[Part of a data file]
=-=-=

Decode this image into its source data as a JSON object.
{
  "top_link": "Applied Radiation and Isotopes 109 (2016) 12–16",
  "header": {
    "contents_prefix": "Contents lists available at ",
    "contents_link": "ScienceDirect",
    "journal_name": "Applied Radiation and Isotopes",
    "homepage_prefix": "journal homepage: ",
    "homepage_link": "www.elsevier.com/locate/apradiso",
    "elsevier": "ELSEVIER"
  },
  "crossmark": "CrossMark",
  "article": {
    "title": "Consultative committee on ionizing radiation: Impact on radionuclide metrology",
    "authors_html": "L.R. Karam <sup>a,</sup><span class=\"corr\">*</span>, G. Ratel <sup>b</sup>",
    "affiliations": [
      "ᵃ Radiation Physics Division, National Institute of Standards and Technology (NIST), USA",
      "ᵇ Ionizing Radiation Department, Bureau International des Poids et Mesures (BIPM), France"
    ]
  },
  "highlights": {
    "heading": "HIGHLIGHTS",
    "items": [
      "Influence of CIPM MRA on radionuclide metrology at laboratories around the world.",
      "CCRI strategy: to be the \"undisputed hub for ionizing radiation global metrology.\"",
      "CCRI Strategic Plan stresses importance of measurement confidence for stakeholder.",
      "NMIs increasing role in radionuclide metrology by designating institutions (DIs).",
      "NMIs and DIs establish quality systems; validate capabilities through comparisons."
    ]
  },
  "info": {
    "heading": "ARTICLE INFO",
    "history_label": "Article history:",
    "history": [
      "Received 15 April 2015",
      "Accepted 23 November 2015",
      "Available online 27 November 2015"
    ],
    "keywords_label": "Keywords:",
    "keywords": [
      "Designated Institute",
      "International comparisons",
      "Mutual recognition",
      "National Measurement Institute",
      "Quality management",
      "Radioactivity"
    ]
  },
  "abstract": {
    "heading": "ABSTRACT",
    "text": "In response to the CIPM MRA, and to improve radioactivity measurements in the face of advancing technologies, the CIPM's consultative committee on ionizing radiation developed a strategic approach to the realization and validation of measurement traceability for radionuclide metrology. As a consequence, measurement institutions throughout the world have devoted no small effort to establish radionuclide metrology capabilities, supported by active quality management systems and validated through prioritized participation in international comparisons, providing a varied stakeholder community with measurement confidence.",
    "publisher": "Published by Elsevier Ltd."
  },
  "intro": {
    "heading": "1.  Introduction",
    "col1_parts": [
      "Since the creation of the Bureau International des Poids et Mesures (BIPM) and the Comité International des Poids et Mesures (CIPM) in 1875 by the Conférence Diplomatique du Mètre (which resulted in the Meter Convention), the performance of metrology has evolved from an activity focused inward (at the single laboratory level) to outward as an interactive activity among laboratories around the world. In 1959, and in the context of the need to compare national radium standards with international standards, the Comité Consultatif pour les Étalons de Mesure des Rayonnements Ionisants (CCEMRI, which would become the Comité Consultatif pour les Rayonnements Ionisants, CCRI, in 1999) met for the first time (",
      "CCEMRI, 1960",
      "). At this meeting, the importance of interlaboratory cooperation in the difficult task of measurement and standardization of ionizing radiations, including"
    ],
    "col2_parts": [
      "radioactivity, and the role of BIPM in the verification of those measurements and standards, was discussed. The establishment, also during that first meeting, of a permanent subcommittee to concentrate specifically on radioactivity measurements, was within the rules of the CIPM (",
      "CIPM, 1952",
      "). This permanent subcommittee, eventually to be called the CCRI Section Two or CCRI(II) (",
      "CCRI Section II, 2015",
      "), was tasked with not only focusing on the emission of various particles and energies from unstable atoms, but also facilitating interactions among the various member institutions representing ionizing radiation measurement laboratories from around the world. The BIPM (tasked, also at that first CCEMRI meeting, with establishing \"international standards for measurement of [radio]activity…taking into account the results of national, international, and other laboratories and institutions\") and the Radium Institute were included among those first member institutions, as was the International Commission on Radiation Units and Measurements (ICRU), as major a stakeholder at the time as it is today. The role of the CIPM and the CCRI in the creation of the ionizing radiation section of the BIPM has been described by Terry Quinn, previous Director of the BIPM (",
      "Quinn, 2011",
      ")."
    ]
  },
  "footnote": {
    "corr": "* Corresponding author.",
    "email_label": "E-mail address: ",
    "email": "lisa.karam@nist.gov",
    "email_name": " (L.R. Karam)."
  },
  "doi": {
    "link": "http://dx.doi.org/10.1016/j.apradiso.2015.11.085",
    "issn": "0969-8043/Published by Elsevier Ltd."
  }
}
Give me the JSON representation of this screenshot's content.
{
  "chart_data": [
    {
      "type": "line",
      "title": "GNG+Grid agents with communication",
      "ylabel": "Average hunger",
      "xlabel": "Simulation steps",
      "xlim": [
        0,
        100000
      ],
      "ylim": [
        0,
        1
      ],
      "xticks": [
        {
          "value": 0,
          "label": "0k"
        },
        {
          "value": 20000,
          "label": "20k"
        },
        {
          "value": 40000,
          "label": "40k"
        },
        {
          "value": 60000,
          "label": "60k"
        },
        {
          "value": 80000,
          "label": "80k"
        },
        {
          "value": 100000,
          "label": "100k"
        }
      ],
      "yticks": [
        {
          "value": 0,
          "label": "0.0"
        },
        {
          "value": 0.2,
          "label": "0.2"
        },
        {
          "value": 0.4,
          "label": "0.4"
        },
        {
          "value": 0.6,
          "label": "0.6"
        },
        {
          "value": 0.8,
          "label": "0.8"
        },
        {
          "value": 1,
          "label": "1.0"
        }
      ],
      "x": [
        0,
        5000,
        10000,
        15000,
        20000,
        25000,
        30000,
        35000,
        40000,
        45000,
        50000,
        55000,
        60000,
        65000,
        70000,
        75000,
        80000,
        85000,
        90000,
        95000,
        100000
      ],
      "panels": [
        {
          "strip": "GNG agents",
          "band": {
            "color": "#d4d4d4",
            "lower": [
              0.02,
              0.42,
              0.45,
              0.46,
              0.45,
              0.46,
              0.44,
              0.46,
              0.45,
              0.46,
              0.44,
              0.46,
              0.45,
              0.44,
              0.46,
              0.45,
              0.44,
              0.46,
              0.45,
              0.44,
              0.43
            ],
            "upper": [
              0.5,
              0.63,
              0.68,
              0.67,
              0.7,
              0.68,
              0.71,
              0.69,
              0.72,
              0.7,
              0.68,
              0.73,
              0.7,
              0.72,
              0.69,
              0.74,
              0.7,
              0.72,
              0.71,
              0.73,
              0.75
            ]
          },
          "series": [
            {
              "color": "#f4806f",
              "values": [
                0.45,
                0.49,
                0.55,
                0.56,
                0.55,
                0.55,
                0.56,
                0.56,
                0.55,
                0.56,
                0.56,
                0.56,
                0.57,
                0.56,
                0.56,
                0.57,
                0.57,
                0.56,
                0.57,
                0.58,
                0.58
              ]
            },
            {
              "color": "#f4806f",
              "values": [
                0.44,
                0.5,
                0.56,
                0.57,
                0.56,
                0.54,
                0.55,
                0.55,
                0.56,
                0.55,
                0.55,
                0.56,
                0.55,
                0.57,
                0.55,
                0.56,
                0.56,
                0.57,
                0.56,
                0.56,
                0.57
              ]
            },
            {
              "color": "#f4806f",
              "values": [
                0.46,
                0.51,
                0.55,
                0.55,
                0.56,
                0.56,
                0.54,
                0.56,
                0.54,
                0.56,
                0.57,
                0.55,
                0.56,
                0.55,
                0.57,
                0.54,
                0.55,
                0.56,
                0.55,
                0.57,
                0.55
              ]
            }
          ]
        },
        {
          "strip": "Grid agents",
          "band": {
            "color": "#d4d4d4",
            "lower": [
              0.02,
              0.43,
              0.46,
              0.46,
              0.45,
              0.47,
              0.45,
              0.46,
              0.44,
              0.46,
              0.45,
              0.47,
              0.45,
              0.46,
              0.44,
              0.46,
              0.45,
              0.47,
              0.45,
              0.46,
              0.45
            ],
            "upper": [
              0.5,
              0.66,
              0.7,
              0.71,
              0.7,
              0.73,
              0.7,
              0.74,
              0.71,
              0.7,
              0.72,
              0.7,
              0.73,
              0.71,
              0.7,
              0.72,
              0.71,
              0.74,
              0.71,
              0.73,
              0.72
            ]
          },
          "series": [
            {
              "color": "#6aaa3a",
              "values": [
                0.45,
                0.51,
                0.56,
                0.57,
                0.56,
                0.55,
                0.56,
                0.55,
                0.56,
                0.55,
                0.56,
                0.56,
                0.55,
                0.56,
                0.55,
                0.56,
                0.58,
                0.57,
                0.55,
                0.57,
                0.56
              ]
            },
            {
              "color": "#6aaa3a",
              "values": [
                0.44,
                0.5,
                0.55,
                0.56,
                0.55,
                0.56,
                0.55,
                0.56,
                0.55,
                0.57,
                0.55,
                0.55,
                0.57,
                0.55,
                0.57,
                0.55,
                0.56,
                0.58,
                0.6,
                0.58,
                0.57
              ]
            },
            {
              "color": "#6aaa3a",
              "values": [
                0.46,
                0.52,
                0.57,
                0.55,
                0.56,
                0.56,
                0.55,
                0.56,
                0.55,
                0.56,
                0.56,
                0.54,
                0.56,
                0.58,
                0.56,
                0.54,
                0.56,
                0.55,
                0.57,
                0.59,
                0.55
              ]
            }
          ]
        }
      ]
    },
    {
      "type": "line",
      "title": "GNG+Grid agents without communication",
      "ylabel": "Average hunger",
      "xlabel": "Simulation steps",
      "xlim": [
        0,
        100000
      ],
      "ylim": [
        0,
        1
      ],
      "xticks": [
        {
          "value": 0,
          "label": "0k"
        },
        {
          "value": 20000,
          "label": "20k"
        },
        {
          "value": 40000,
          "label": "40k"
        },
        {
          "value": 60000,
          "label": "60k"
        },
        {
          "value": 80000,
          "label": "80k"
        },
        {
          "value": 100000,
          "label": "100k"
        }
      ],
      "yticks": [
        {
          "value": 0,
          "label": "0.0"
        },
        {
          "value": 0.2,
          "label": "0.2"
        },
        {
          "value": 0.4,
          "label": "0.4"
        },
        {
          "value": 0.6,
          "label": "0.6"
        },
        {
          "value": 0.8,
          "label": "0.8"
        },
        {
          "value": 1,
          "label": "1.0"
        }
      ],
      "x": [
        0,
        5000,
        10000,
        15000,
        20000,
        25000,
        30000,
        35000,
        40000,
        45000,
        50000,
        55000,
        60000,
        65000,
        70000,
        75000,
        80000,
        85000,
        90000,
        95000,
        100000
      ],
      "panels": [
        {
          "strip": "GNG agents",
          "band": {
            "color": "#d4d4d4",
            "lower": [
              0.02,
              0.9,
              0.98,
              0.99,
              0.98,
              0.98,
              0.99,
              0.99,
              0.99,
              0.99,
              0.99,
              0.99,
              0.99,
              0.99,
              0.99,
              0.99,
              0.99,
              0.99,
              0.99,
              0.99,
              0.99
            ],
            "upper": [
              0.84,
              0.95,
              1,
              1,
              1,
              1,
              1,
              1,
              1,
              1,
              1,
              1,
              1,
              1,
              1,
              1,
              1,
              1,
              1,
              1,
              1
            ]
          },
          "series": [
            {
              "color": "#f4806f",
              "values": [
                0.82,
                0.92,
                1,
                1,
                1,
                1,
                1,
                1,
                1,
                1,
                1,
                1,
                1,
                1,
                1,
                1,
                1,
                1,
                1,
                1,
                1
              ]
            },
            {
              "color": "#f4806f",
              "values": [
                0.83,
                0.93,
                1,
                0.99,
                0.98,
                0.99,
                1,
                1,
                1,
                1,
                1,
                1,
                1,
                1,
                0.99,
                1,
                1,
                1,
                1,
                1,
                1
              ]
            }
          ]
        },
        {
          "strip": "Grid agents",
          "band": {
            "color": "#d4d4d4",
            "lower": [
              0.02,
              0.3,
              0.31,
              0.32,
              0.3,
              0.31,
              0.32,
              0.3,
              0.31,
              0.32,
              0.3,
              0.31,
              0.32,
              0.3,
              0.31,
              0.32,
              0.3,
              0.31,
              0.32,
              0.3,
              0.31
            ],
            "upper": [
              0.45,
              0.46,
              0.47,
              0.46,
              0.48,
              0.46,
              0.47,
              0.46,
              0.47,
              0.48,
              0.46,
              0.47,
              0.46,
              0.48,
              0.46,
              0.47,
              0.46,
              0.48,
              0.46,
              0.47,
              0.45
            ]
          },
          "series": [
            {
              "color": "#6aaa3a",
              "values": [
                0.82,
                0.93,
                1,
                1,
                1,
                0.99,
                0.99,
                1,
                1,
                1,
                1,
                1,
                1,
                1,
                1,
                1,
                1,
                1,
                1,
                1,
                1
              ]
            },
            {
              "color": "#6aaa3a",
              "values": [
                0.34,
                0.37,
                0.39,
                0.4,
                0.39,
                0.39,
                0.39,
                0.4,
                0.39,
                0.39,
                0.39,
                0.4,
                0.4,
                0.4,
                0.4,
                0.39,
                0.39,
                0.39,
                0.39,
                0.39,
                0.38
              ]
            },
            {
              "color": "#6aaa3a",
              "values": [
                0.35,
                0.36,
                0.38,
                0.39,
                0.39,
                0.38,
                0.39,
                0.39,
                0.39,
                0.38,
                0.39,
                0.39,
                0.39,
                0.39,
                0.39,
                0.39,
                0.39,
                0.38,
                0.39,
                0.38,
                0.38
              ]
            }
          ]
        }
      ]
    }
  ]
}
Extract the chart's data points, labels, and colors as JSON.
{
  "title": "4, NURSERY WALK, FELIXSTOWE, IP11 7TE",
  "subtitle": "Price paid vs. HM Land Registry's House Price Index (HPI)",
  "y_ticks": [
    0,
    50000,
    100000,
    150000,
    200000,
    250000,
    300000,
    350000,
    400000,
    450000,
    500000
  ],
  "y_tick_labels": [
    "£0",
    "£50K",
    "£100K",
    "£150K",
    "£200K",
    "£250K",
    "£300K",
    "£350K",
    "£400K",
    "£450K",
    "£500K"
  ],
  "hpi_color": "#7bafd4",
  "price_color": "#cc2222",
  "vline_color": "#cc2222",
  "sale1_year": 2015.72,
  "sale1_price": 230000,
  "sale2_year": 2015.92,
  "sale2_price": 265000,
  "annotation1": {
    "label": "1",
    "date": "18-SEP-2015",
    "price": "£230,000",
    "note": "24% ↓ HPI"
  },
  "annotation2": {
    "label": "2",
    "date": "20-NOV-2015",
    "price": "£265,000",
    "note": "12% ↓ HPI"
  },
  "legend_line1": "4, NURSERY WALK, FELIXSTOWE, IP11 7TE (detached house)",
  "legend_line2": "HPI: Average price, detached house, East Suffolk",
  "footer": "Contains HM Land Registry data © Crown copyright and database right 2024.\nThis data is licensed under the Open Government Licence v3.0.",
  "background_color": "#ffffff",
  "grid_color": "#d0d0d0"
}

=-=-=

• **WHAT IS BEING ASKED**: The lines to reproduce run from the line containing "Extract the chart's" to the end of the listing; write them out exactly and add nothing.

• **OUTPUT**:
Extract the chart's data points, labels, and colors as JSON.
{
  "title": "4, NURSERY WALK, FELIXSTOWE, IP11 7TE",
  "subtitle": "Price paid vs. HM Land Registry's House Price Index (HPI)",
  "y_ticks": [
    0,
    50000,
    100000,
    150000,
    200000,
    250000,
    300000,
    350000,
    400000,
    450000,
    500000
  ],
  "y_tick_labels": [
    "£0",
    "£50K",
    "£100K",
    "£150K",
    "£200K",
    "£250K",
    "£300K",
    "£350K",
    "£400K",
    "£450K",
    "£500K"
  ],
  "hpi_color": "#7bafd4",
  "price_color": "#cc2222",
  "vline_color": "#cc2222",
  "sale1_year": 2015.72,
  "sale1_price": 230000,
  "sale2_year": 2015.92,
  "sale2_price": 265000,
  "annotation1": {
    "label": "1",
    "date": "18-SEP-2015",
    "price": "£230,000",
    "note": "24% ↓ HPI"
  },
  "annotation2": {
    "label": "2",
    "date": "20-NOV-2015",
    "price": "£265,000",
    "note": "12% ↓ HPI"
  },
  "legend_line1": "4, NURSERY WALK, FELIXSTOWE, IP11 7TE (detached house)",
  "legend_line2": "HPI: Average price, detached house, East Suffolk",
  "footer": "Contains HM Land Registry data © Crown copyright and database right 2024.\nThis data is licensed under the Open Government Licence v3.0.",
  "background_color": "#ffffff",
  "grid_color": "#d0d0d0"
}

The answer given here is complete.